Records:
----
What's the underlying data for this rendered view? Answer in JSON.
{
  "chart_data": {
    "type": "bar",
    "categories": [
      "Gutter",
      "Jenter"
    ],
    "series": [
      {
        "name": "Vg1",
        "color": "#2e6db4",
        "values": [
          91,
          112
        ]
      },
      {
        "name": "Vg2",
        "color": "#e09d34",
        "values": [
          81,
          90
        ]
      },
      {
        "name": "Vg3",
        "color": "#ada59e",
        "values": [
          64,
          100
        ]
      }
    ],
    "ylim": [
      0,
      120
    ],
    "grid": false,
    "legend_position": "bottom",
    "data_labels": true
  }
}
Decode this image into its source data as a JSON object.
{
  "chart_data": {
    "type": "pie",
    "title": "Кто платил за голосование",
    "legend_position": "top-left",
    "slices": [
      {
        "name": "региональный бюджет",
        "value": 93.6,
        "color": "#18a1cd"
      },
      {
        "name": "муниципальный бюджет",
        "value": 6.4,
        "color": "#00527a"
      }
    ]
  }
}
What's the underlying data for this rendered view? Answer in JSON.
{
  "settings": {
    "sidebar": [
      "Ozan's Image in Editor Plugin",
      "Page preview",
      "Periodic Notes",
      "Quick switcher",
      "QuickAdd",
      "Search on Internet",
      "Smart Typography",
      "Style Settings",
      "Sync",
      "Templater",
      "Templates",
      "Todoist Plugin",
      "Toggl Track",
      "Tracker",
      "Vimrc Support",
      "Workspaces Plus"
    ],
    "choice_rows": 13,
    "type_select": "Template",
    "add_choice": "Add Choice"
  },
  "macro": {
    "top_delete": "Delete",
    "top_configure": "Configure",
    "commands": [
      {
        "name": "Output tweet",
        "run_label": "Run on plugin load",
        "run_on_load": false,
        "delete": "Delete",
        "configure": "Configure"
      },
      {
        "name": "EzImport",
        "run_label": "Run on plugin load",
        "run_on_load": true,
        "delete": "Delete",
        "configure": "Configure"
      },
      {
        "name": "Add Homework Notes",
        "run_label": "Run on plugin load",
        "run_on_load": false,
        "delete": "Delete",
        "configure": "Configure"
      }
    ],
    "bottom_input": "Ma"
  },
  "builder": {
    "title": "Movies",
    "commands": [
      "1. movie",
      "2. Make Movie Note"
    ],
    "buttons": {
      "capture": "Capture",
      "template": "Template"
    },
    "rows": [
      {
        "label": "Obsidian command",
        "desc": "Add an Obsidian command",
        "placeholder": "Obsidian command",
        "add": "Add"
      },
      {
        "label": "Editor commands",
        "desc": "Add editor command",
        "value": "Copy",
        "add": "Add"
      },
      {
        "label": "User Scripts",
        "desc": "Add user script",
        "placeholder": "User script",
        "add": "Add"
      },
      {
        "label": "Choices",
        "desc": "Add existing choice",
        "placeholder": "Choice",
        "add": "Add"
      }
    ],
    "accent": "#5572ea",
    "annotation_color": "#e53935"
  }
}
----
WHAT NEEDS TO BE DONE: Every entry above needs to be quoted exactly.

RESULT FOR THIS TASK:
What's the underlying data for this rendered view? Answer in JSON.
{
  "chart_data": {
    "type": "bar",
    "categories": [
      "Gutter",
      "Jenter"
    ],
    "series": [
      {
        "name": "Vg1",
        "color": "#2e6db4",
        "values": [
          91,
          112
        ]
      },
      {
        "name": "Vg2",
        "color": "#e09d34",
        "values": [
          81,
          90
        ]
      },
      {
        "name": "Vg3",
        "color": "#ada59e",
        "values": [
          64,
          100
        ]
      }
    ],
    "ylim": [
      0,
      120
    ],
    "grid": false,
    "legend_position": "bottom",
    "data_labels": true
  }
}
Decode this image into its source data as a JSON object.
{
  "chart_data": {
    "type": "pie",
    "title": "Кто платил за голосование",
    "legend_position": "top-left",
    "slices": [
      {
        "name": "региональный бюджет",
        "value": 93.6,
        "color": "#18a1cd"
      },
      {
        "name": "муниципальный бюджет",
        "value": 6.4,
        "color": "#00527a"
      }
    ]
  }
}
What's the underlying data for this rendered view? Answer in JSON.
{
  "settings": {
    "sidebar": [
      "Ozan's Image in Editor Plugin",
      "Page preview",
      "Periodic Notes",
      "Quick switcher",
      "QuickAdd",
      "Search on Internet",
      "Smart Typography",
      "Style Settings",
      "Sync",
      "Templater",
      "Templates",
      "Todoist Plugin",
      "Toggl Track",
      "Tracker",
      "Vimrc Support",
      "Workspaces Plus"
    ],
    "choice_rows": 13,
    "type_select": "Template",
    "add_choice": "Add Choice"
  },
  "macro": {
    "top_delete": "Delete",
    "top_configure": "Configure",
    "commands": [
      {
        "name": "Output tweet",
        "run_label": "Run on plugin load",
        "run_on_load": false,
        "delete": "Delete",
        "configure": "Configure"
      },
      {
        "name": "EzImport",
        "run_label": "Run on plugin load",
        "run_on_load": true,
        "delete": "Delete",
        "configure": "Configure"
      },
      {
        "name": "Add Homework Notes",
        "run_label": "Run on plugin load",
        "run_on_load": false,
        "delete": "Delete",
        "configure": "Configure"
      }
    ],
    "bottom_input": "Ma"
  },
  "builder": {
    "title": "Movies",
    "commands": [
      "1. movie",
      "2. Make Movie Note"
    ],
    "buttons": {
      "capture": "Capture",
      "template": "Template"
    },
    "rows": [
      {
        "label": "Obsidian command",
        "desc": "Add an Obsidian command",
        "placeholder": "Obsidian command",
        "add": "Add"
      },
      {
        "label": "Editor commands",
        "desc": "Add editor command",
        "value": "Copy",
        "add": "Add"
      },
      {
        "label": "User Scripts",
        "desc": "Add user script",
        "placeholder": "User script",
        "add": "Add"
      },
      {
        "label": "Choices",
        "desc": "Add existing choice",
        "placeholder": "Choice",
        "add": "Add"
      }
    ],
    "accent": "#5572ea",
    "annotation_color": "#e53935"
  }
}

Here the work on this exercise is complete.